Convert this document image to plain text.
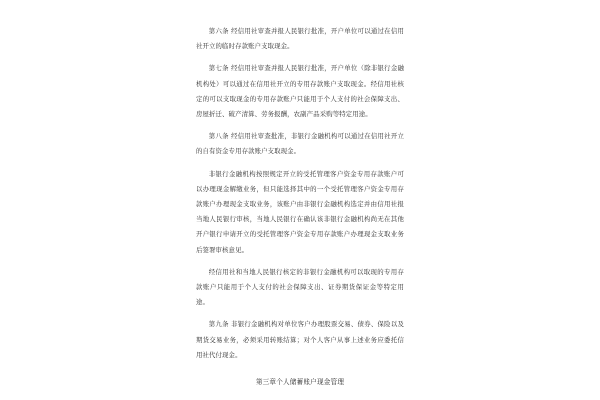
第六条 经信用社审查并报人民银行批准，开户单位可以通过在信用社开立的临时存款账户支取现金。

第七条 经信用社审查并报人民银行批准，开户单位（除非银行金融机构处）可以通过在信用社开立的专用存款账户支取现金。经信用社核定的可以支取现金的专用存款账户只能用于个人支付的社会保障支出、房屋折迁、破产清算、劳务报酬，农副产品采购等特定用途。

第八条 经信用社审查批准，非银行金融机构可以通过在信用社开立的自有资金专用存款账户支取现金。

非银行金融机构按照规定开立的受托管理客户资金专用存款账户可以办理现金解缴业务，但只能选择其中的一个受托管理客户资金专用存款账户办理现金支取业务，该账户由非银行金融机构选定并由信用社报当地人民银行审核，当地人民银行在确认该非银行金融机构尚无在其他开户银行申请开立的受托管理客户资金专用存款账户办理现金支取业务后签署审核意见。

经信用社和当地人民银行核定的非银行金融机构可以取现的专用存款账户只能用于个人支付的社会保障支出、证券期货保证金等特定用途。

第九条 非银行金融机构对单位客户办理股票交易、债券、保险以及期货交易业务，必须采用转账结算；对个人客户从事上述业务应委托信用社代付现金。

第三章个人储蓄账户现金管理
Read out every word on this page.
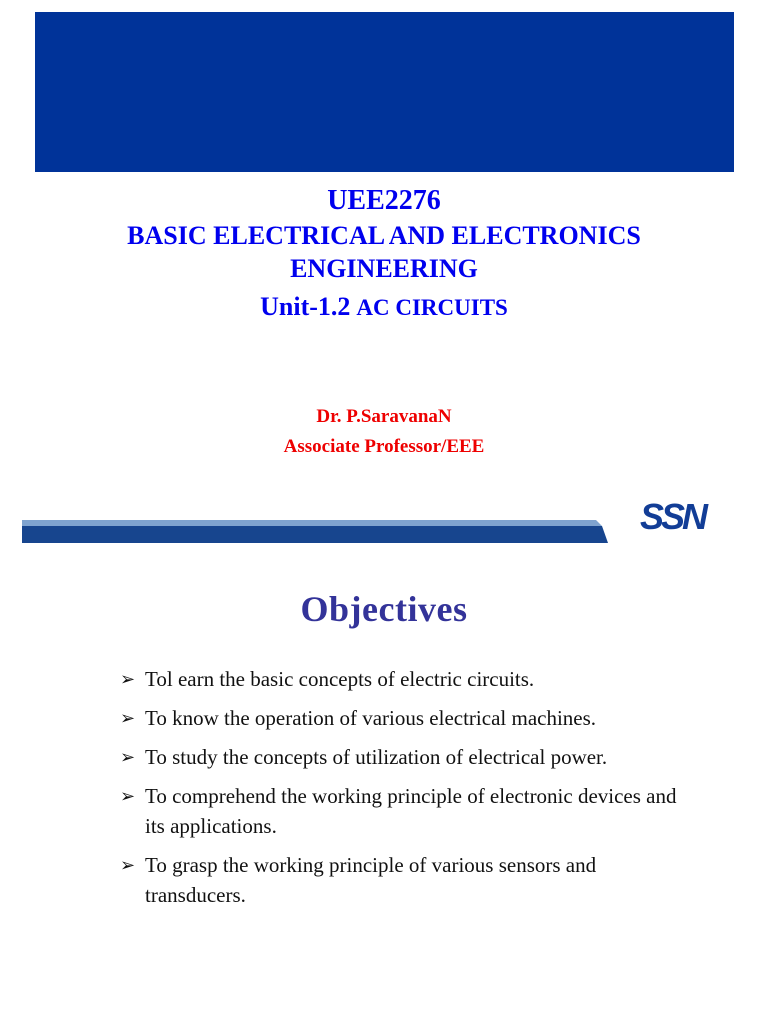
UEE2276
BASIC ELECTRICAL AND ELECTRONICS
ENGINEERING
Unit-1.2 AC CIRCUITS
Dr. P.SaravanaN
Associate Professor/EEE
SSN
Objectives
➢ Tol earn the basic concepts of electric circuits.
➢ To know the operation of various electrical machines.
➢ To study the concepts of utilization of electrical power.
➢ To comprehend the working principle of electronic devices and its applications.
➢ To grasp the working principle of various sensors and transducers.
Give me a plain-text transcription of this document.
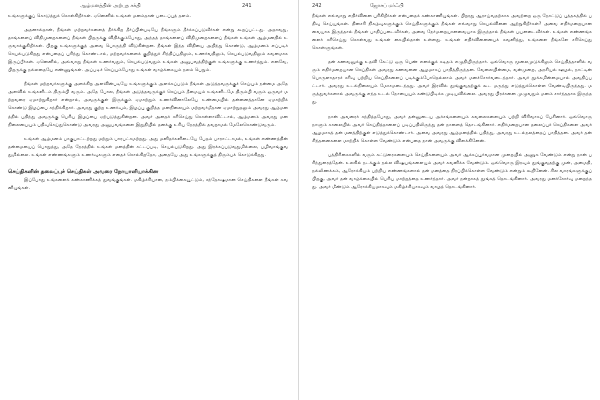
ஆழ்மனத்தின் அற்புத சக்தி	241

உங்களுக்குப் கொடுத்துக் கொள்கிறீர்கள். ஏனெனில் உங்கள் மனம்தான் படைப்புத் தளம்.

அதனால்தான், நீங்கள் மற்றவர்களைத் தீர்க்கிற தீர்ப்பின்படியே நீங்களும் தீர்க்கப்படுவீர்கள் என்று கூறப்பட்டது. அதாவது, தாங்களைப் விதிமுறைகளைப் நீங்கள் பிறருக்கு விதிக்கும்போது, அந்தத் தாங்களைப் விதிமுறைகளைப் நீங்கள் உங்கள் ஆழ்மனதில் உருவாக்குகிறீர்கள். பிறகு உங்களுக்குத் அவை பொருந்தி விடுகின்றன. நீங்கள் இந்த விதியை அறிந்து கொண்டு, ஆழ்மனம் எப்படிச் செயல்படுகிறது என்பதைப் புரிந்து கொண்டால், மற்றவர்களைக் குறித்துச் சிந்திப்பதிலும், உணர்வதிலும், செயல்படுவதிலும் கவனமாக இருப்பீர்கள். ஏனெனில், அவ்வாறு நீங்கள் உணர்வதும், செயல்படுவதும் உங்கள் அனுபவத்திற்குள் உங்களுக்கு உணர்த்தும். எனவே, பிறருக்கு நல்லதையே எண்ணுங்கள். அப்படிச் செய்யும்போது உங்கள் வாழ்க்கையும் நலம் பெறும்.

நீங்கள் மற்றவர்களுக்கு அளக்கிற அளவின்படியே உங்களுக்கும் அளக்கப்படும் நீங்கள் அடுத்தவருக்குச் செய்யும் நன்மை அதே அளவில் உங்களிடம் திரும்பி வரும். அதே போல, நீங்கள் அடுத்தவருக்குச் செய்யும் தீமையும் உங்களிடமே திரும்பி வரும் ஒருவர் மற்றவரை ஏமாற்றுகிறார் என்றால், அவருக்குள் இருக்கும் ஏமாற்றும் உணர்வினாலேயே உண்மையில் தன்னைத்தானே ஏமாற்றிக் கொண்டு இழப்பை சந்திக்கிறார். அவரது குற்ற உணர்வும், இழப்பு குறித்த மனநிலையும் மற்றவர்மீதான ஏமாற்றுதலும் அவரது ஆழ்மனத்தில் பதிந்து அவருக்கு பெரிய இழப்பை ஏற்படுத்துகின்றன. அவர் அதைச் சரிசெய்து கொள்ளாவிட்டால், ஆழ்மனம் அவரது மனநிலையையும் பதிவுசெய்துகொண்டு அவரது அனுபவங்களை இறுதியில் தனக்கு உரிய நேரத்தில் தவறாமல் மேலேகொண்டுவரும்.

உங்கள் ஆழ்மனம் பாகுபாட்டற்றது மற்றும் பாரபட்சமற்றது. அது மனிதர்களிடையே பேதம் பாராட்டாமல், உங்கள் எண்ணத்தின் தன்மையைப் பொறுத்து, அதே நேரத்தில் உங்கள் மனத்தின் சட்டப்படி, செயல்படுகிறது. அது இரக்கப்படுவதுமில்லை, பழிவாங்குவதுமில்லை. உங்கள் எண்ணங்களும் உணர்வுகளும் எதைச் சொல்கிறதோ, அதையே அது உங்களுக்குத் திரும்பக் கொடுக்கிறது.

செய்திகளின் தலைப்புச் செய்திகள் அவரை நோயாளியாக்கின

இப்போது உங்களைக் கண்காணிக்கத் துவங்குங்கள். மகிழ்ச்சியான, நம்பிக்கையூட்டும், சந்தோஷமான செய்திகளை நீங்கள் கவனியுங்கள்.

242	ஜோசப் மர்ஃபி

நீங்கள் எவ்வாறு எதிர்வினை புரிகிறீர்கள் என்பதைக் கண்காணியுங்கள். பிறரது ஆராய்வதற்காக அவற்றை ஒரு நோட்டுப் புத்தகத்தில் பதிவு செய்யுங்கள். தினசரி நிகழ்வுகளுக்கும் செய்திகளுக்கும் நீங்கள் எவ்வாறு செயல்வினை ஆற்றுகிறீர்கள்? அவை எதிர்மறையானவையாக இருந்தால் நீங்கள் பாதிப்படைவீர்கள், அவை நேர்மறையானவையாக இருந்தால் நீங்கள் பயனடைவீர்கள். உங்கள் எண்ணங்களைச் சரிசெய்து கொள்வது உங்கள் கையில்தான் உள்ளது. உங்கள் எதிர்வினையைக் கவனித்து, உங்களை நீங்களே சரிசெய்து கொள்ளுங்கள்.

தன் கணவனுக்கு உதவி கேட்டு ஒரு பெண் எனக்குக் கடிதம் எழுதியிருந்தார். ஒவ்வொரு மூலைமுடுக்கிலும் செய்தித்தாளில் வரும் எதிர்மறையான செய்திகள் அவரது கணவனை ஆழமாகப் பாதித்திருந்தன. வேலையின்மை, வன்முறை, அரசியல் ஊழல், நாட்டின் பொருளாதாரச் சரிவு பற்றிய செய்திகளைப் படிக்கும்போதெல்லாம் அவர் மனச்சோர்வடைந்தார். அவர் தூக்கமின்மையால் அவதிப்பட்டார். அவரது உடல்நிலையும் மோசமடைந்தது. அவர் இரவில் தூங்குவதற்குக் கூட மருந்து எடுத்துக்கொள்ள வேண்டியிருந்தது. மருத்துவர்களால் அவருக்கு எந்த உடல் நோயையும் கண்டுபிடிக்க முடியவில்லை. அவரது பிரச்சனை முழுவதும் மனம் சார்ந்ததாக இருந்தது.

நான் அவரைச் சந்தித்தபோது, அவர் தன்னுடைய அச்சங்களையும் கவலைகளையும் பற்றி விரிவாகப் பேசினார். ஒவ்வொரு நாளும் காலையில் அவர் செய்தித்தாளைப் படிப்பதிலிருந்து தன் நாளைத் தொடங்கினார். எதிர்மறையான தலைப்புச் செய்திகளை அவர் ஆழமாகத் தன் மனத்திற்குள் எடுத்துக்கொண்டார். அவை அவரது ஆழ்மனத்தில் பதிந்து, அவரது உடல்நலத்தைப் பாதித்தன. அவர் தன் சிந்தனைகளை மாற்றிக் கொள்ள வேண்டும் என்பதை நான் அவருக்கு விளக்கினேன்.

பத்திரிகைகளில் வரும் கட்டுரைகளையும் செய்திகளையும் அவர் ஆக்கப்பூர்வமான முறையில் அணுக வேண்டும் என்று நான் பரிந்துரைத்தேன். உலகில் நடக்கும் நல்ல விஷயங்களையும் அவர் கவனிக்க வேண்டும். ஒவ்வொரு இரவும் தூங்குவதற்கு முன், அமைதி, நல்லிணக்கம், ஆரோக்கியம் பற்றிய எண்ணங்களால் தன் மனத்தை நிரப்பிக்கொள்ள வேண்டும் என்றும் கூறினேன். சில வாரங்களுக்குப் பிறகு, அவர் தன் வாழ்க்கையில் பெரிய மாற்றத்தை உணர்ந்தார். அவர் நன்றாகத் தூங்கத் தொடங்கினார். அவரது மனச்சோர்வு மறைந்தது. அவர் மீண்டும் ஆரோக்கியமாகவும் மகிழ்ச்சியாகவும் வாழத் தொடங்கினார்.
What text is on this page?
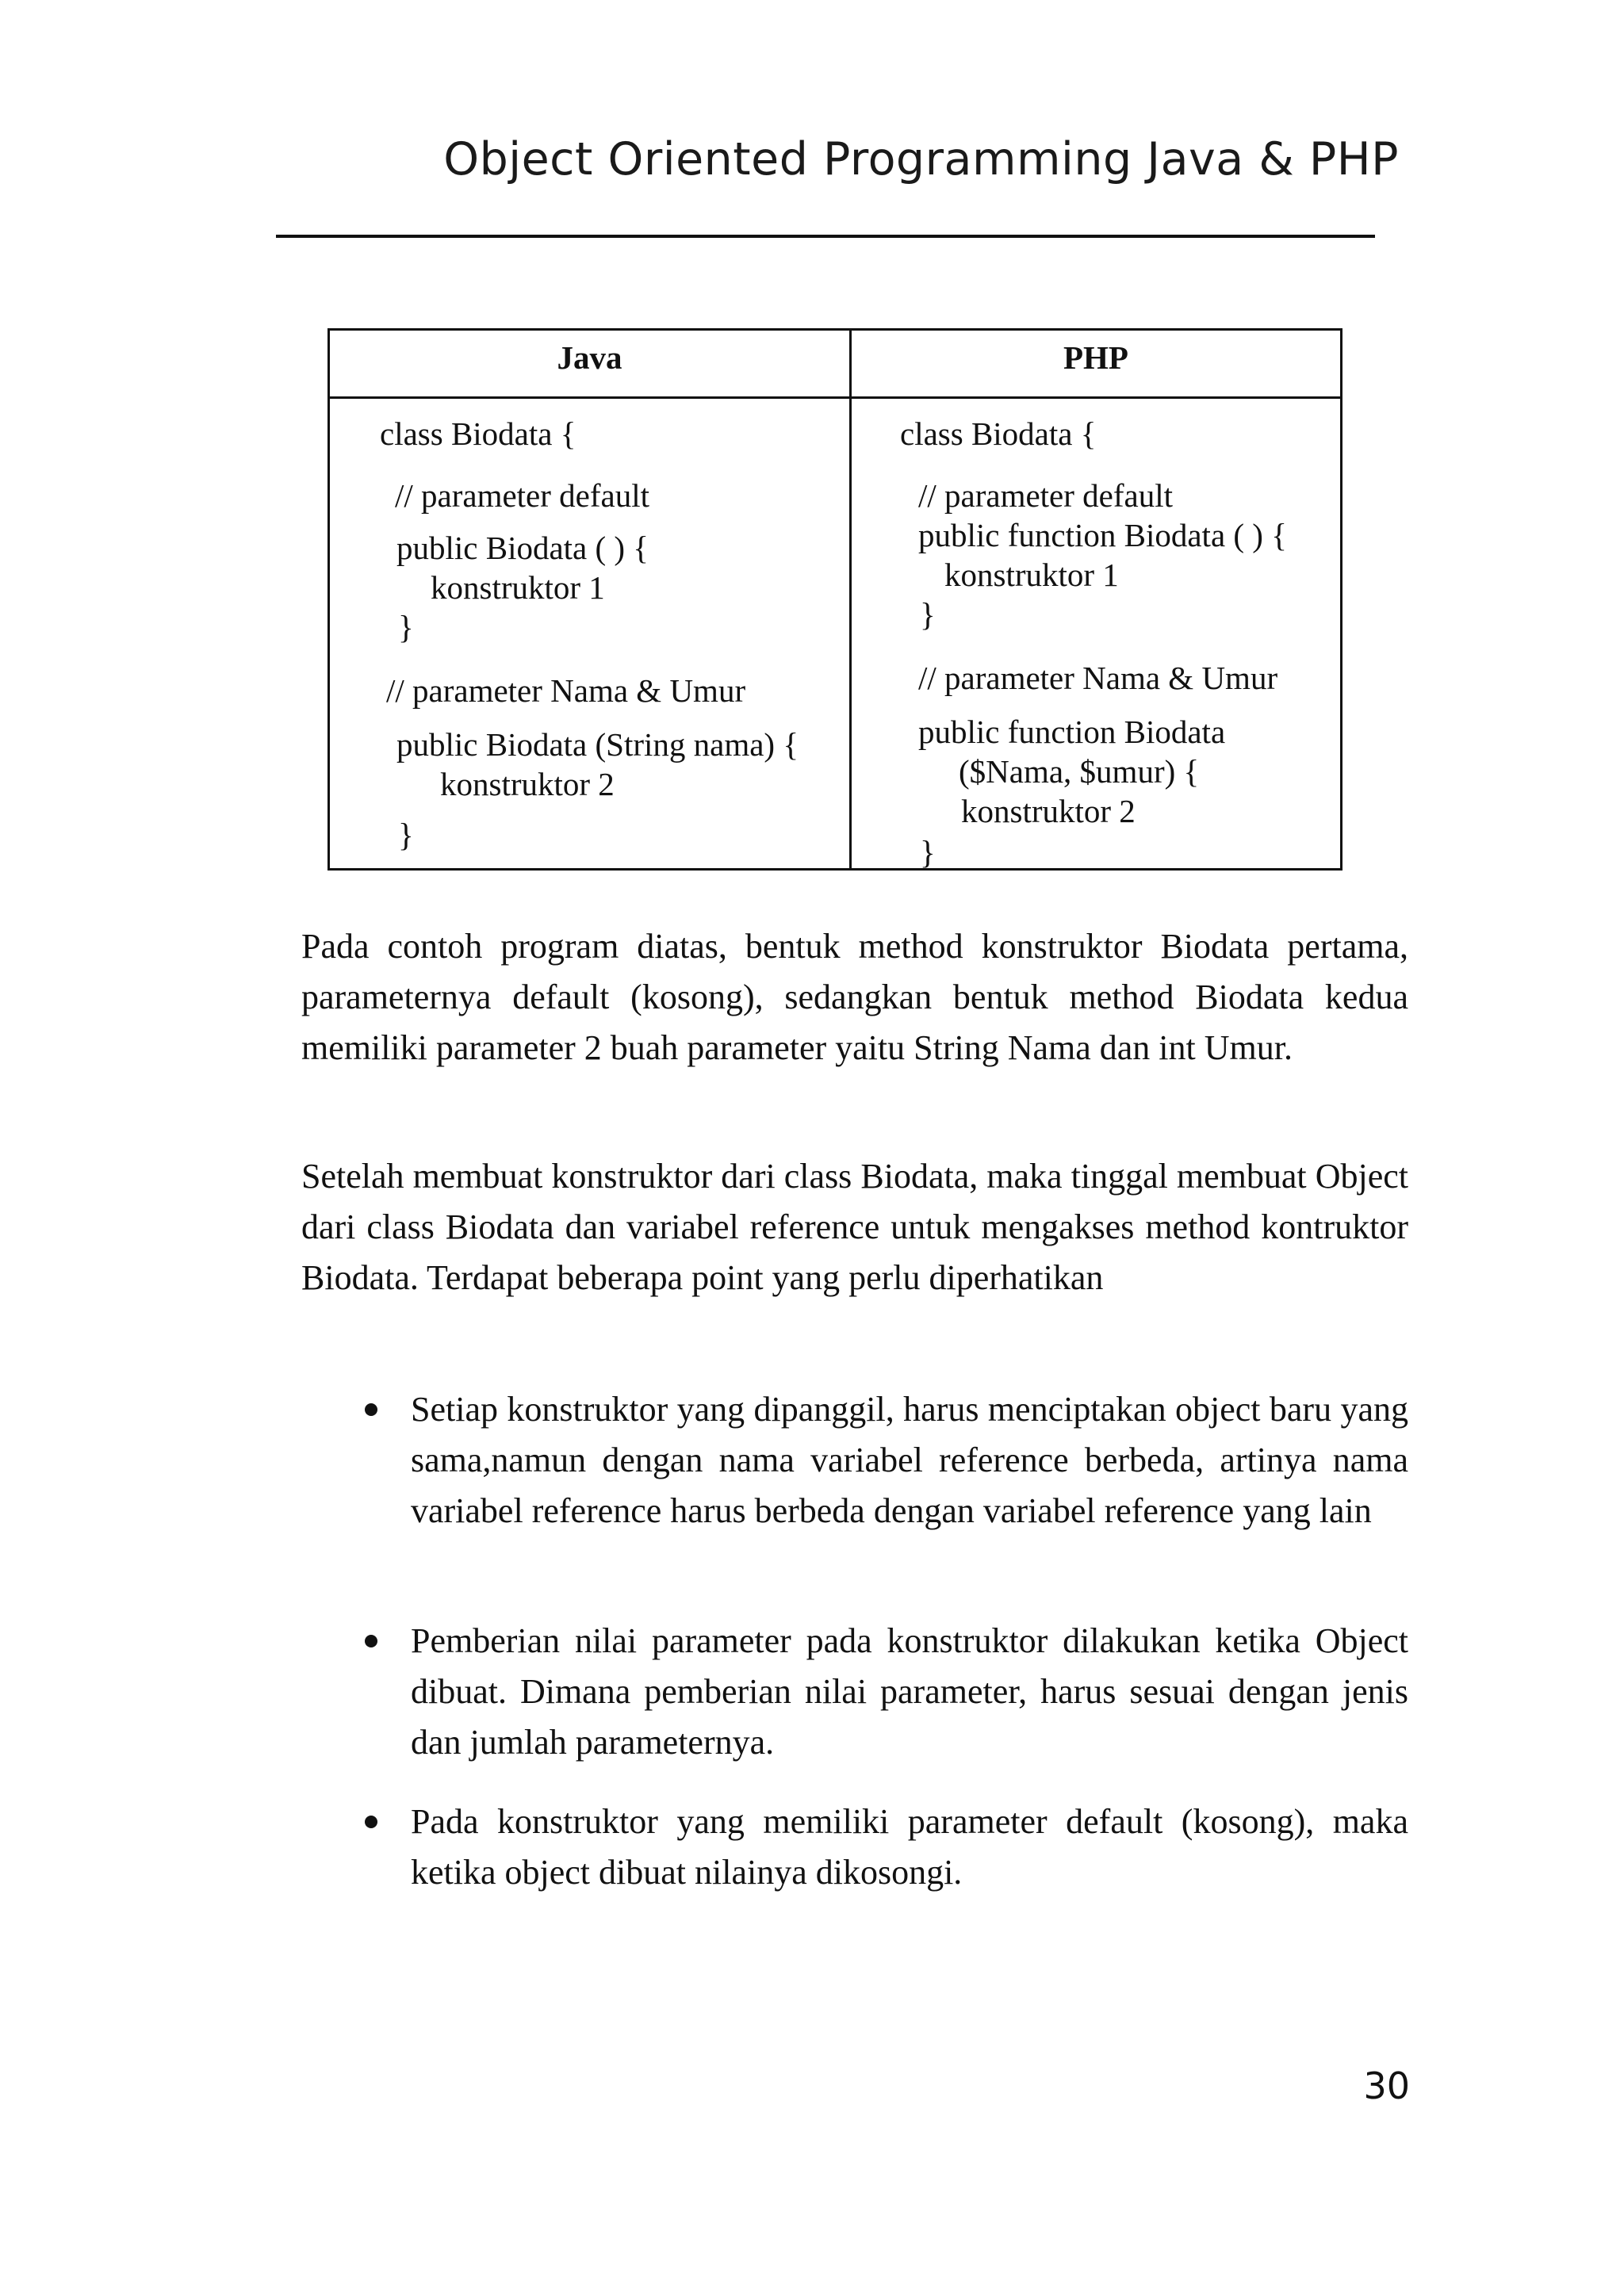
Object Oriented Programming Java & PHP
Java	PHP
class Biodata {
// parameter default
public Biodata ( ) {
konstruktor 1
}
// parameter Nama & Umur
public Biodata (String nama) {
konstruktor 2
}
class Biodata {
// parameter default
public function Biodata ( ) {
konstruktor 1
}
// parameter Nama & Umur
public function Biodata
($Nama, $umur) {
konstruktor 2
}

Pada contoh program diatas, bentuk method konstruktor Biodata pertama, parameternya default (kosong), sedangkan bentuk method Biodata kedua memiliki parameter 2 buah parameter yaitu String Nama dan int Umur.

Setelah membuat konstruktor dari class Biodata, maka tinggal membuat Object dari class Biodata dan variabel reference untuk mengakses method kontruktor Biodata. Terdapat beberapa point yang perlu diperhatikan

Setiap konstruktor yang dipanggil, harus menciptakan object baru yang sama,namun dengan nama variabel reference berbeda, artinya nama variabel reference harus berbeda dengan variabel reference yang lain

Pemberian nilai parameter pada konstruktor dilakukan ketika Object dibuat. Dimana pemberian nilai parameter, harus sesuai dengan jenis dan jumlah parameternya.

Pada konstruktor yang memiliki parameter default (kosong), maka ketika object dibuat nilainya dikosongi.

30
========================================
**Work required**
Every line that holds the string "经信用社审查并报人民银行批准" should be returned.

**Correct response**
第六条 经信用社审查并报人民银行批准，开户单位可以通过在信用社开立的临时存款账户支取现金。
第七条 经信用社审查并报人民银行批准，开户单位（除非银行金融机构处）可以通过在信用社开立的专用存款账户支取现金。经信用社核定的可以支取现金的专用存款账户只能用于个人支付的社会保障支出、房屋折迁、破产清算、劳务报酬，农副产品采购等特定用途。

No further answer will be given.